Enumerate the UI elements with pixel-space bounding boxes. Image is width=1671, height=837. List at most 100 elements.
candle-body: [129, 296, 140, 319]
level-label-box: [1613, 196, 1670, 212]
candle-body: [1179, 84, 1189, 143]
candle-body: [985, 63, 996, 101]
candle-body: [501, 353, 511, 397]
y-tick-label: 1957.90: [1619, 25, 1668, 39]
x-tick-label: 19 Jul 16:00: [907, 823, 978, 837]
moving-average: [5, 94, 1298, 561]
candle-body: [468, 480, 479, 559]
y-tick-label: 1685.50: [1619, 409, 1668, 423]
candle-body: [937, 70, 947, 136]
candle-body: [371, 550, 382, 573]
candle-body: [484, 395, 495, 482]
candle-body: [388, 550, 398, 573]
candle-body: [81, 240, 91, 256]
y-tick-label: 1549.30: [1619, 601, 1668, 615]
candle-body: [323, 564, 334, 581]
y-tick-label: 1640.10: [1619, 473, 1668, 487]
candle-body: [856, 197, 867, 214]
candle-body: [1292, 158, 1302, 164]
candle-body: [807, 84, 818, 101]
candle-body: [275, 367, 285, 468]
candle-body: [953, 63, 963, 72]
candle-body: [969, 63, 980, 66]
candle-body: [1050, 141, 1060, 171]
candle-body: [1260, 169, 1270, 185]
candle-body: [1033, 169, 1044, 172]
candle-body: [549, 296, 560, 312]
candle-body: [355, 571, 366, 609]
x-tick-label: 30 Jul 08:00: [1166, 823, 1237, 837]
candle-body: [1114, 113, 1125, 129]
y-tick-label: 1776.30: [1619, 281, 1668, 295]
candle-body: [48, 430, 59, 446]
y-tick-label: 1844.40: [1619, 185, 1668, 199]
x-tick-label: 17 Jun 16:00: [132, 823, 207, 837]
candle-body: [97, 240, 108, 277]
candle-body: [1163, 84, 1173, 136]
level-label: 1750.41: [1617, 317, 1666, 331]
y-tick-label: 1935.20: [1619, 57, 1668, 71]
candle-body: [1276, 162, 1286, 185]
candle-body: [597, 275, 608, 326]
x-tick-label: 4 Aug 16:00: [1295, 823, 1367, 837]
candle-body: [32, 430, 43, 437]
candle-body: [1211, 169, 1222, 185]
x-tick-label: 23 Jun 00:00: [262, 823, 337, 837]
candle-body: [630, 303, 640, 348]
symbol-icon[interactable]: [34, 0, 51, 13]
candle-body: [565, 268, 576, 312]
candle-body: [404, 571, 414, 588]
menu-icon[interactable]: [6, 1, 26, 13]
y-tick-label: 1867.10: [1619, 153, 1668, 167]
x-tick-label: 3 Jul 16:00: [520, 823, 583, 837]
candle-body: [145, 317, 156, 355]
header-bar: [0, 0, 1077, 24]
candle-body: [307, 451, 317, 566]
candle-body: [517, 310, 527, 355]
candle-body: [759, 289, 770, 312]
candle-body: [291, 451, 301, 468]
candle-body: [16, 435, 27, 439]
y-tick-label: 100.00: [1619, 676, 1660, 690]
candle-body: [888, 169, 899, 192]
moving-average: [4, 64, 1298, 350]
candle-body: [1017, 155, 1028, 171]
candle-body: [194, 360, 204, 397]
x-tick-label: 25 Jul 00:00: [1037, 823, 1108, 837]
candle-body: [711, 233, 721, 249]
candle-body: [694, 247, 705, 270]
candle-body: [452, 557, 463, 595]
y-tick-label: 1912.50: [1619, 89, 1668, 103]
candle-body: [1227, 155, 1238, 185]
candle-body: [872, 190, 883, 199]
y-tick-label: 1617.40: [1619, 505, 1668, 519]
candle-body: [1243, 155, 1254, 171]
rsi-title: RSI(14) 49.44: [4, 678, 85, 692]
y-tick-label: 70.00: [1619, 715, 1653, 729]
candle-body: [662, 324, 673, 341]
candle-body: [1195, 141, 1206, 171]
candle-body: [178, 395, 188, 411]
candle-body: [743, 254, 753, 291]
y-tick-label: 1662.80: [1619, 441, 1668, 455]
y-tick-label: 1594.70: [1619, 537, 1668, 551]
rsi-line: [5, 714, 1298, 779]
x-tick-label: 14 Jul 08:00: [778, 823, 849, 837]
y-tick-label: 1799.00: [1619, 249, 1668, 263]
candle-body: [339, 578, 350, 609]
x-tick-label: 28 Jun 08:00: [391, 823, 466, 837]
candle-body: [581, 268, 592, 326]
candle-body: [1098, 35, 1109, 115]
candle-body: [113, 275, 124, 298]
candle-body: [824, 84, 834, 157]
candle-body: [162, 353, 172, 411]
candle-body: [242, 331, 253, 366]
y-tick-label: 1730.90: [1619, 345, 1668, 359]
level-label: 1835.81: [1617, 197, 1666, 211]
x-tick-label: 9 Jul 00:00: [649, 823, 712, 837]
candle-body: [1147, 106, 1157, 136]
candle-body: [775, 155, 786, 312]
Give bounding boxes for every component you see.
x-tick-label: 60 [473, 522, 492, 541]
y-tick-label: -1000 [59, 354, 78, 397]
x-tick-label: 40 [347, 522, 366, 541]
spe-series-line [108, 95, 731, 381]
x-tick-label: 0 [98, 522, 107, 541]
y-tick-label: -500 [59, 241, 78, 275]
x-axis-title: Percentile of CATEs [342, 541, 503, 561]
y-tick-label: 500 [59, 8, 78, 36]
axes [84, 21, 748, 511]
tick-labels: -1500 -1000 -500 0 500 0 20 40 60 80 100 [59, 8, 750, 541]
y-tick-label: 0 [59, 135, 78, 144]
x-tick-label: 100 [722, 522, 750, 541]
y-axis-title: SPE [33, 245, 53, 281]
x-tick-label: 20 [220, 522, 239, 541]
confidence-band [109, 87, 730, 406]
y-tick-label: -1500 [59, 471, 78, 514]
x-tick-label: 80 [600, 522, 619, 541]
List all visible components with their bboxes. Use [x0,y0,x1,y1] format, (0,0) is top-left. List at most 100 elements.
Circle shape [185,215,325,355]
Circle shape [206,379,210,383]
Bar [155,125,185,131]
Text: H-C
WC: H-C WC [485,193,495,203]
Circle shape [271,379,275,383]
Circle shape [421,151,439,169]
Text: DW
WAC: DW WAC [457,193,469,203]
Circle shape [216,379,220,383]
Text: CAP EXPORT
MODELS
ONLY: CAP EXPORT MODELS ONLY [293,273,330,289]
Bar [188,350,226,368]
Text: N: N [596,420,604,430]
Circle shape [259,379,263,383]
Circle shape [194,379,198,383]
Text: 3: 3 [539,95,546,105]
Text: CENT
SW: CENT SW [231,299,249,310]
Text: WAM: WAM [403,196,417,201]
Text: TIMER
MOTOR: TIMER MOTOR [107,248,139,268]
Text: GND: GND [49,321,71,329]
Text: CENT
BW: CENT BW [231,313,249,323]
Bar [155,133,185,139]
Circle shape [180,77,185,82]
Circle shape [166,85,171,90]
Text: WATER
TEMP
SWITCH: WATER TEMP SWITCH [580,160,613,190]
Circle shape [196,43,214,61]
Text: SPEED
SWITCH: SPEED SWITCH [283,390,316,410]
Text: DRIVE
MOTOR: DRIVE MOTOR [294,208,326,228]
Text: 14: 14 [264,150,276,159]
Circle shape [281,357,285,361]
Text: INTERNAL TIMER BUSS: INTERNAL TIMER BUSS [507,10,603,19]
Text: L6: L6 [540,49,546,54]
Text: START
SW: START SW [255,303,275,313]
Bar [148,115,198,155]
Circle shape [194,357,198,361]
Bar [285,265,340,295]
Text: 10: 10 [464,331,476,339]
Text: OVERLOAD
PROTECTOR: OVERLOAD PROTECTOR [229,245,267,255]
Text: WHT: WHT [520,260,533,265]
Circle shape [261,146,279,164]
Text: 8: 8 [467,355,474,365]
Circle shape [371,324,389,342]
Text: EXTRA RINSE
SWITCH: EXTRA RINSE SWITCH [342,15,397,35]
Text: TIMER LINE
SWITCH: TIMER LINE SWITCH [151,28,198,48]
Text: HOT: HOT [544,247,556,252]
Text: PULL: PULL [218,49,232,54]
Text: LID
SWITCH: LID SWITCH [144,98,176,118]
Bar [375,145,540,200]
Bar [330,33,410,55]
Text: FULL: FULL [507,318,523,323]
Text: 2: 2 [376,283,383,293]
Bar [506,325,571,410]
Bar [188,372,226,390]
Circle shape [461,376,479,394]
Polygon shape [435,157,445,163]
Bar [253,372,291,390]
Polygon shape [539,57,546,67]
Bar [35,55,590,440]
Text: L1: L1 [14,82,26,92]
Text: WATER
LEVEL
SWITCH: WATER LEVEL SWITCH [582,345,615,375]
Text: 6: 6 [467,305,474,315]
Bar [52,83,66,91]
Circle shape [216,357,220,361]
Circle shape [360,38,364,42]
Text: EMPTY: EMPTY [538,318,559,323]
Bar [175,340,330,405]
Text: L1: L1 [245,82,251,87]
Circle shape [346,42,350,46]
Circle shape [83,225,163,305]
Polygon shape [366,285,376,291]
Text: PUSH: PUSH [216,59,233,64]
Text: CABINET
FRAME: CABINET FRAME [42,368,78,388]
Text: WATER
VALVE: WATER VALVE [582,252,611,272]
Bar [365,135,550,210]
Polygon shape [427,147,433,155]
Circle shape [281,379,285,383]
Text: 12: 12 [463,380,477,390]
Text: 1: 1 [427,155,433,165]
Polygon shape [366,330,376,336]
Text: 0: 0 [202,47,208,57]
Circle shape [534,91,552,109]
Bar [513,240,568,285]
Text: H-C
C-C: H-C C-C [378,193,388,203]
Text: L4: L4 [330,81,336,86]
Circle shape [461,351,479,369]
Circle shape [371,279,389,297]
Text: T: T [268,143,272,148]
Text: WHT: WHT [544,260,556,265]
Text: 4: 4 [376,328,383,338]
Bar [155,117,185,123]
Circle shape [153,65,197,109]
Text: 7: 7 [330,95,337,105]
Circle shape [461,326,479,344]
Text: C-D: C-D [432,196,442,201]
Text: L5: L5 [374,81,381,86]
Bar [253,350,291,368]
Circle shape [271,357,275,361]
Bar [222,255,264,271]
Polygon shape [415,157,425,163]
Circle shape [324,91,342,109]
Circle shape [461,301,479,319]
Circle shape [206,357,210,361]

▶ [YOUR OBJECTIVE]:
Copy out the data word for word, from its first line down to and including the line that contains "candle-body: [501, 353, 511, 397]".

▶ [WORKED SOLUTION]:
Enumerate the UI elements with pixel-space bounding boxes. Image is width=1671, height=837. List at most 100 elements.
candle-body: [129, 296, 140, 319]
level-label-box: [1613, 196, 1670, 212]
candle-body: [1179, 84, 1189, 143]
candle-body: [985, 63, 996, 101]
candle-body: [501, 353, 511, 397]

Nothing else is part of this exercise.